A run of records:
(begin)

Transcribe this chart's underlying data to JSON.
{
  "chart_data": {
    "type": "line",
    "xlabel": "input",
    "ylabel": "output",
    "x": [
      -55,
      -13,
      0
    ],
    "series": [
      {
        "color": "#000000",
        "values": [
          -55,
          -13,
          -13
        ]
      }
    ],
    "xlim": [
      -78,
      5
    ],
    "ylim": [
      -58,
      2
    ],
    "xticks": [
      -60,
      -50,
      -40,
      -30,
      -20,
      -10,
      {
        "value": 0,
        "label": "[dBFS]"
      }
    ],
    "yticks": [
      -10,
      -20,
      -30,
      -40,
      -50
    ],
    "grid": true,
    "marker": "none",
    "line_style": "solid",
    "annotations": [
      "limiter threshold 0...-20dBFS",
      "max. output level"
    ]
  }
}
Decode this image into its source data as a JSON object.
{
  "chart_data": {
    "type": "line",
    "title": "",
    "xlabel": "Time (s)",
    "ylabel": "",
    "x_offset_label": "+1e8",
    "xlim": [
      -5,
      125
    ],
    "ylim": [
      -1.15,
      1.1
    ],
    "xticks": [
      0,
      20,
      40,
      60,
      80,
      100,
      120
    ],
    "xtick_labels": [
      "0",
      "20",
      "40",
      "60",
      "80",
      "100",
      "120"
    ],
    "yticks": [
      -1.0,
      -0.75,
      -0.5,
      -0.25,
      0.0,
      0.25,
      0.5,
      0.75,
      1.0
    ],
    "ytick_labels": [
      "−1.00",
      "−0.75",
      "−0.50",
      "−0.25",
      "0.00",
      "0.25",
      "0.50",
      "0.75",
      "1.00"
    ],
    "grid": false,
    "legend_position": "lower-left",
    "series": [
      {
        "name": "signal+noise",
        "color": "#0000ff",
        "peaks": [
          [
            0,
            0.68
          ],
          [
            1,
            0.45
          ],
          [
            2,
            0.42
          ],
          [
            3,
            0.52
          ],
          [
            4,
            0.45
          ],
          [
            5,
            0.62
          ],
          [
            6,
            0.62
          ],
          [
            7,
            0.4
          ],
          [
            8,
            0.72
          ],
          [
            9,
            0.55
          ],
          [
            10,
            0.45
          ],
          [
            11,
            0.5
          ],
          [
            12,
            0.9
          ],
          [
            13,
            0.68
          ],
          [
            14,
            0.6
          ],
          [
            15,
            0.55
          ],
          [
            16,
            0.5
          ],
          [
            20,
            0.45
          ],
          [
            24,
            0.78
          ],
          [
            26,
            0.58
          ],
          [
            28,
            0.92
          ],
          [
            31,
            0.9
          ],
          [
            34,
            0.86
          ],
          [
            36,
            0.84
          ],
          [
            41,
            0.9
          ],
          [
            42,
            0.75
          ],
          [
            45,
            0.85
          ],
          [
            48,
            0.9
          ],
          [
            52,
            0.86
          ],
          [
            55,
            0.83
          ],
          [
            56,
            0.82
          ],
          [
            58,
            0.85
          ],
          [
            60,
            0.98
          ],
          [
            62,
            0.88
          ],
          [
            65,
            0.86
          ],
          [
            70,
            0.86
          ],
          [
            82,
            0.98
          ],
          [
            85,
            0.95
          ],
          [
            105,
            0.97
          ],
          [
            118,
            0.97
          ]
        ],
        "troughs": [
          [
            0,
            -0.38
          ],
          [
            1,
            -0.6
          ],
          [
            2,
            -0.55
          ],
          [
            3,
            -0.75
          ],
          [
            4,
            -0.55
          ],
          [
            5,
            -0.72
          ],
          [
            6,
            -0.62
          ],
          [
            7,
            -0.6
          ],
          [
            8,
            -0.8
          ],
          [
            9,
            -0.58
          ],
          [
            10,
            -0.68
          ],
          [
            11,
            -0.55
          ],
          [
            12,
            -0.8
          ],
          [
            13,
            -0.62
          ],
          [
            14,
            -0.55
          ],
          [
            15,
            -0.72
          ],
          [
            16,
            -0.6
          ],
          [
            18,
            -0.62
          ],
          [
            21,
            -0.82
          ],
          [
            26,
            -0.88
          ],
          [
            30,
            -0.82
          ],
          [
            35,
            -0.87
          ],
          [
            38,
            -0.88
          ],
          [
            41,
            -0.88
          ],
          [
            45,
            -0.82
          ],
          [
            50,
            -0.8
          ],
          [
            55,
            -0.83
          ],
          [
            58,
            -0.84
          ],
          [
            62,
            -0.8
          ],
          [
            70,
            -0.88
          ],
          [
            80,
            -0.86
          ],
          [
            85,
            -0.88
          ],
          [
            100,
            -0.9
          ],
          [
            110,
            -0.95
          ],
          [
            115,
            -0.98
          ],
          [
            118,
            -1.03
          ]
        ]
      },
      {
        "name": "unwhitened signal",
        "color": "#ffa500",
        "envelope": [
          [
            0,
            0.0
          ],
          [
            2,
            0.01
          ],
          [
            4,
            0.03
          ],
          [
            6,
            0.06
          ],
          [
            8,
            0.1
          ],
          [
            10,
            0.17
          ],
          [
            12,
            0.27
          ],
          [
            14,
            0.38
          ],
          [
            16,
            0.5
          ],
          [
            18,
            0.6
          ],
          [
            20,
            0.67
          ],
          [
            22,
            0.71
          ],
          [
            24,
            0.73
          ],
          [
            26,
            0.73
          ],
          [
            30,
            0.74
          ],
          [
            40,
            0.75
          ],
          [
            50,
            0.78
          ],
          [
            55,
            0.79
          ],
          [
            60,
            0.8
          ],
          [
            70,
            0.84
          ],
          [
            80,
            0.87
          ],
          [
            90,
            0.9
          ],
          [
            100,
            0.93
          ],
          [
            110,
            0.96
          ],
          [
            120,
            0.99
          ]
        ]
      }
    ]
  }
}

(end)

Extract all of the data shown above and repeat it verbatim.

Transcribe this chart's underlying data to JSON.
{
  "chart_data": {
    "type": "line",
    "xlabel": "input",
    "ylabel": "output",
    "x": [
      -55,
      -13,
      0
    ],
    "series": [
      {
        "color": "#000000",
        "values": [
          -55,
          -13,
          -13
        ]
      }
    ],
    "xlim": [
      -78,
      5
    ],
    "ylim": [
      -58,
      2
    ],
    "xticks": [
      -60,
      -50,
      -40,
      -30,
      -20,
      -10,
      {
        "value": 0,
        "label": "[dBFS]"
      }
    ],
    "yticks": [
      -10,
      -20,
      -30,
      -40,
      -50
    ],
    "grid": true,
    "marker": "none",
    "line_style": "solid",
    "annotations": [
      "limiter threshold 0...-20dBFS",
      "max. output level"
    ]
  }
}
Decode this image into its source data as a JSON object.
{
  "chart_data": {
    "type": "line",
    "title": "",
    "xlabel": "Time (s)",
    "ylabel": "",
    "x_offset_label": "+1e8",
    "xlim": [
      -5,
      125
    ],
    "ylim": [
      -1.15,
      1.1
    ],
    "xticks": [
      0,
      20,
      40,
      60,
      80,
      100,
      120
    ],
    "xtick_labels": [
      "0",
      "20",
      "40",
      "60",
      "80",
      "100",
      "120"
    ],
    "yticks": [
      -1.0,
      -0.75,
      -0.5,
      -0.25,
      0.0,
      0.25,
      0.5,
      0.75,
      1.0
    ],
    "ytick_labels": [
      "−1.00",
      "−0.75",
      "−0.50",
      "−0.25",
      "0.00",
      "0.25",
      "0.50",
      "0.75",
      "1.00"
    ],
    "grid": false,
    "legend_position": "lower-left",
    "series": [
      {
        "name": "signal+noise",
        "color": "#0000ff",
        "peaks": [
          [
            0,
            0.68
          ],
          [
            1,
            0.45
          ],
          [
            2,
            0.42
          ],
          [
            3,
            0.52
          ],
          [
            4,
            0.45
          ],
          [
            5,
            0.62
          ],
          [
            6,
            0.62
          ],
          [
            7,
            0.4
          ],
          [
            8,
            0.72
          ],
          [
            9,
            0.55
          ],
          [
            10,
            0.45
          ],
          [
            11,
            0.5
          ],
          [
            12,
            0.9
          ],
          [
            13,
            0.68
          ],
          [
            14,
            0.6
          ],
          [
            15,
            0.55
          ],
          [
            16,
            0.5
          ],
          [
            20,
            0.45
          ],
          [
            24,
            0.78
          ],
          [
            26,
            0.58
          ],
          [
            28,
            0.92
          ],
          [
            31,
            0.9
          ],
          [
            34,
            0.86
          ],
          [
            36,
            0.84
          ],
          [
            41,
            0.9
          ],
          [
            42,
            0.75
          ],
          [
            45,
            0.85
          ],
          [
            48,
            0.9
          ],
          [
            52,
            0.86
          ],
          [
            55,
            0.83
          ],
          [
            56,
            0.82
          ],
          [
            58,
            0.85
          ],
          [
            60,
            0.98
          ],
          [
            62,
            0.88
          ],
          [
            65,
            0.86
          ],
          [
            70,
            0.86
          ],
          [
            82,
            0.98
          ],
          [
            85,
            0.95
          ],
          [
            105,
            0.97
          ],
          [
            118,
            0.97
          ]
        ],
        "troughs": [
          [
            0,
            -0.38
          ],
          [
            1,
            -0.6
          ],
          [
            2,
            -0.55
          ],
          [
            3,
            -0.75
          ],
          [
            4,
            -0.55
          ],
          [
            5,
            -0.72
          ],
          [
            6,
            -0.62
          ],
          [
            7,
            -0.6
          ],
          [
            8,
            -0.8
          ],
          [
            9,
            -0.58
          ],
          [
            10,
            -0.68
          ],
          [
            11,
            -0.55
          ],
          [
            12,
            -0.8
          ],
          [
            13,
            -0.62
          ],
          [
            14,
            -0.55
          ],
          [
            15,
            -0.72
          ],
          [
            16,
            -0.6
          ],
          [
            18,
            -0.62
          ],
          [
            21,
            -0.82
          ],
          [
            26,
            -0.88
          ],
          [
            30,
            -0.82
          ],
          [
            35,
            -0.87
          ],
          [
            38,
            -0.88
          ],
          [
            41,
            -0.88
          ],
          [
            45,
            -0.82
          ],
          [
            50,
            -0.8
          ],
          [
            55,
            -0.83
          ],
          [
            58,
            -0.84
          ],
          [
            62,
            -0.8
          ],
          [
            70,
            -0.88
          ],
          [
            80,
            -0.86
          ],
          [
            85,
            -0.88
          ],
          [
            100,
            -0.9
          ],
          [
            110,
            -0.95
          ],
          [
            115,
            -0.98
          ],
          [
            118,
            -1.03
          ]
        ]
      },
      {
        "name": "unwhitened signal",
        "color": "#ffa500",
        "envelope": [
          [
            0,
            0.0
          ],
          [
            2,
            0.01
          ],
          [
            4,
            0.03
          ],
          [
            6,
            0.06
          ],
          [
            8,
            0.1
          ],
          [
            10,
            0.17
          ],
          [
            12,
            0.27
          ],
          [
            14,
            0.38
          ],
          [
            16,
            0.5
          ],
          [
            18,
            0.6
          ],
          [
            20,
            0.67
          ],
          [
            22,
            0.71
          ],
          [
            24,
            0.73
          ],
          [
            26,
            0.73
          ],
          [
            30,
            0.74
          ],
          [
            40,
            0.75
          ],
          [
            50,
            0.78
          ],
          [
            55,
            0.79
          ],
          [
            60,
            0.8
          ],
          [
            70,
            0.84
          ],
          [
            80,
            0.87
          ],
          [
            90,
            0.9
          ],
          [
            100,
            0.93
          ],
          [
            110,
            0.96
          ],
          [
            120,
            0.99
          ]
        ]
      }
    ]
  }
}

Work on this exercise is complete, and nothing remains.